TASK TO CARRY OUT » Sort through the entries below and pull out lines containing the word "output".

Items from a data source »
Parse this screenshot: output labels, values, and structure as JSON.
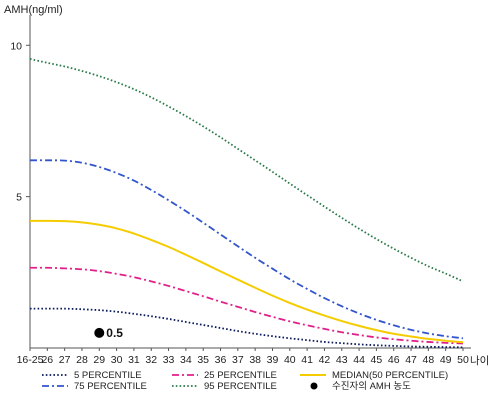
{
  "chart_data": {
    "type": "line",
    "ylabel": "AMH(ng/ml)",
    "xlabel": "나이",
    "ylim": [
      0,
      11
    ],
    "y_ticks": [
      "10",
      "5"
    ],
    "categories": [
      "16-25",
      "26",
      "27",
      "28",
      "29",
      "30",
      "31",
      "32",
      "33",
      "34",
      "35",
      "36",
      "37",
      "38",
      "39",
      "40",
      "41",
      "42",
      "43",
      "44",
      "45",
      "46",
      "47",
      "48",
      "49",
      "50"
    ],
    "grid": false,
    "legend_position": "bottom",
    "series": [
      {
        "name": "5 PERCENTILE",
        "color": "#0a1a5c",
        "style": "dotted",
        "values": [
          1.3,
          1.3,
          1.3,
          1.28,
          1.25,
          1.2,
          1.13,
          1.05,
          0.96,
          0.86,
          0.76,
          0.66,
          0.56,
          0.47,
          0.39,
          0.32,
          0.26,
          0.2,
          0.16,
          0.12,
          0.09,
          0.07,
          0.05,
          0.04,
          0.03,
          0.02
        ]
      },
      {
        "name": "25 PERCENTILE",
        "color": "#e0208a",
        "style": "dashdot",
        "values": [
          2.65,
          2.65,
          2.63,
          2.6,
          2.54,
          2.45,
          2.34,
          2.2,
          2.05,
          1.88,
          1.71,
          1.53,
          1.36,
          1.19,
          1.03,
          0.88,
          0.75,
          0.63,
          0.52,
          0.43,
          0.35,
          0.29,
          0.24,
          0.2,
          0.17,
          0.15
        ]
      },
      {
        "name": "MEDIAN(50 PERCENTILE)",
        "color": "#f5cc00",
        "style": "solid",
        "values": [
          4.2,
          4.2,
          4.19,
          4.15,
          4.07,
          3.95,
          3.78,
          3.57,
          3.34,
          3.08,
          2.81,
          2.53,
          2.26,
          1.99,
          1.73,
          1.49,
          1.27,
          1.07,
          0.89,
          0.73,
          0.59,
          0.47,
          0.38,
          0.3,
          0.24,
          0.19
        ]
      },
      {
        "name": "75 PERCENTILE",
        "color": "#3355cc",
        "style": "dashdot",
        "values": [
          6.2,
          6.2,
          6.19,
          6.12,
          5.98,
          5.78,
          5.53,
          5.22,
          4.88,
          4.52,
          4.14,
          3.75,
          3.36,
          2.98,
          2.62,
          2.27,
          1.95,
          1.65,
          1.38,
          1.14,
          0.93,
          0.75,
          0.6,
          0.48,
          0.39,
          0.32
        ]
      },
      {
        "name": "95 PERCENTILE",
        "color": "#2a7a4a",
        "style": "dotted",
        "values": [
          9.55,
          9.42,
          9.3,
          9.15,
          8.98,
          8.78,
          8.55,
          8.28,
          7.98,
          7.66,
          7.32,
          6.96,
          6.58,
          6.2,
          5.82,
          5.43,
          5.05,
          4.67,
          4.3,
          3.94,
          3.6,
          3.28,
          2.98,
          2.7,
          2.46,
          2.2
        ]
      }
    ],
    "marker": {
      "name": "수진자의 AMH 농도",
      "x": "29",
      "y": 0.5,
      "label": "0.5",
      "color": "#000000"
    }
  }
}
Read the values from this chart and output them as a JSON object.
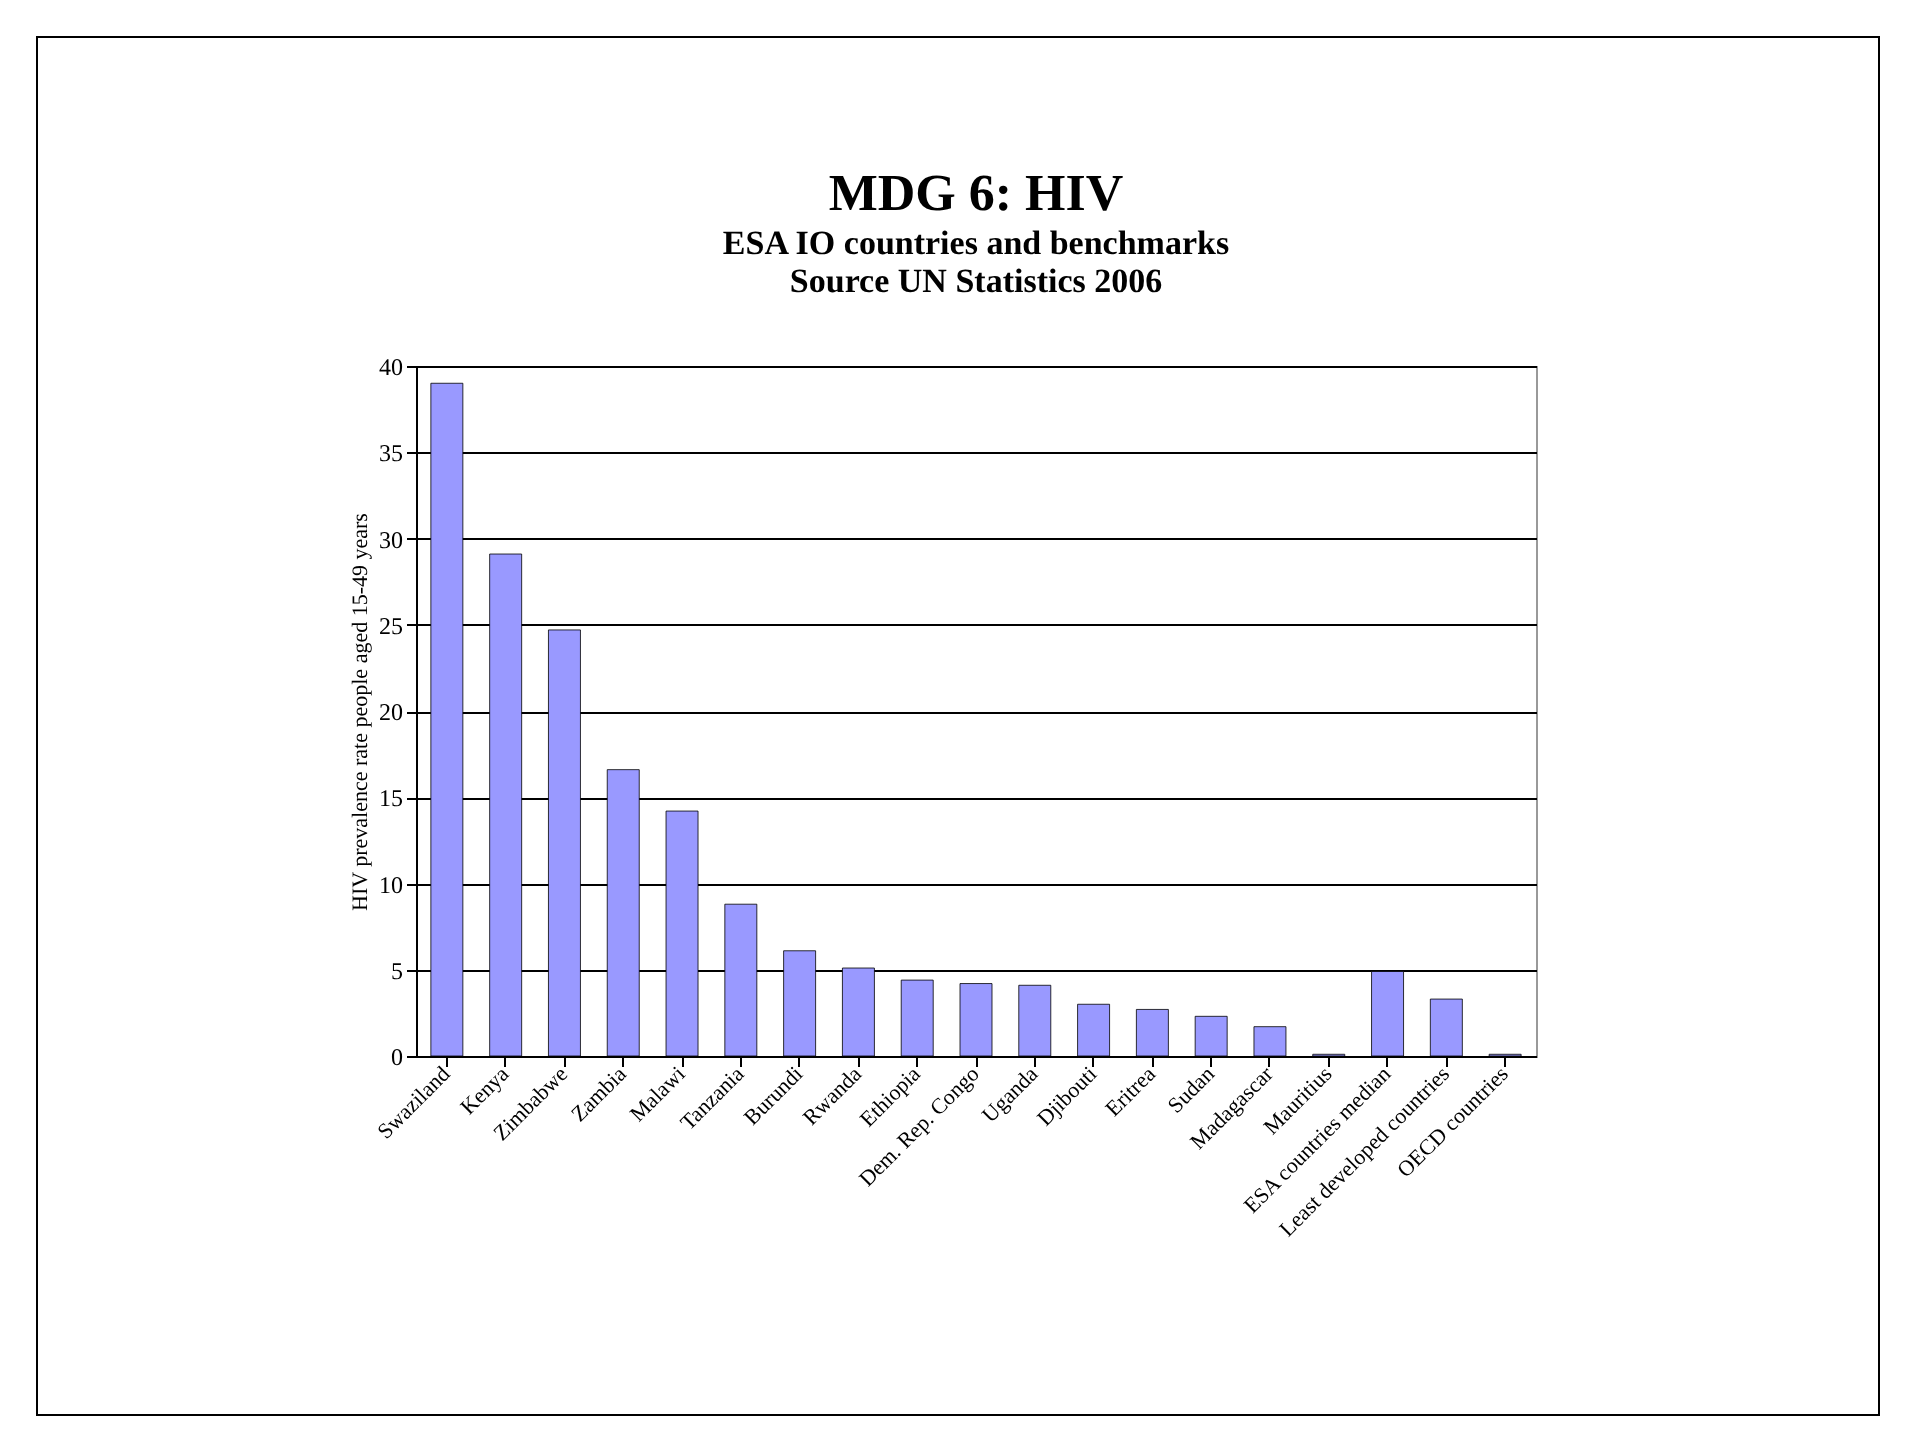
{
  "chart_data": {
    "type": "bar",
    "title": "MDG 6:  HIV",
    "subtitle": "ESA IO countries and benchmarks",
    "annotations": [
      "Source UN Statistics 2006"
    ],
    "ylabel": "HIV prevalence rate people aged 15-49 years",
    "categories": [
      "Swaziland",
      "Kenya",
      "Zimbabwe",
      "Zambia",
      "Malawi",
      "Tanzania",
      "Burundi",
      "Rwanda",
      "Ethiopia",
      "Dem. Rep. Congo",
      "Uganda",
      "Djibouti",
      "Eritrea",
      "Sudan",
      "Madagascar",
      "Mauritius",
      "ESA countries median",
      "Least developed countries",
      "OECD countries"
    ],
    "values": [
      39.0,
      29.1,
      24.7,
      16.6,
      14.2,
      8.8,
      6.1,
      5.1,
      4.4,
      4.2,
      4.1,
      3.0,
      2.7,
      2.3,
      1.7,
      0.1,
      4.9,
      3.3,
      0.1
    ],
    "color": "#9999ff",
    "ylim": [
      0,
      40
    ],
    "yticks": [
      0,
      5,
      10,
      15,
      20,
      25,
      30,
      35,
      40
    ],
    "grid": "y"
  }
}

WORKED ANSWER »
Parse this screenshot: output labels, values, and structure as JSON.
Read the values from this chart and output them as a JSON object.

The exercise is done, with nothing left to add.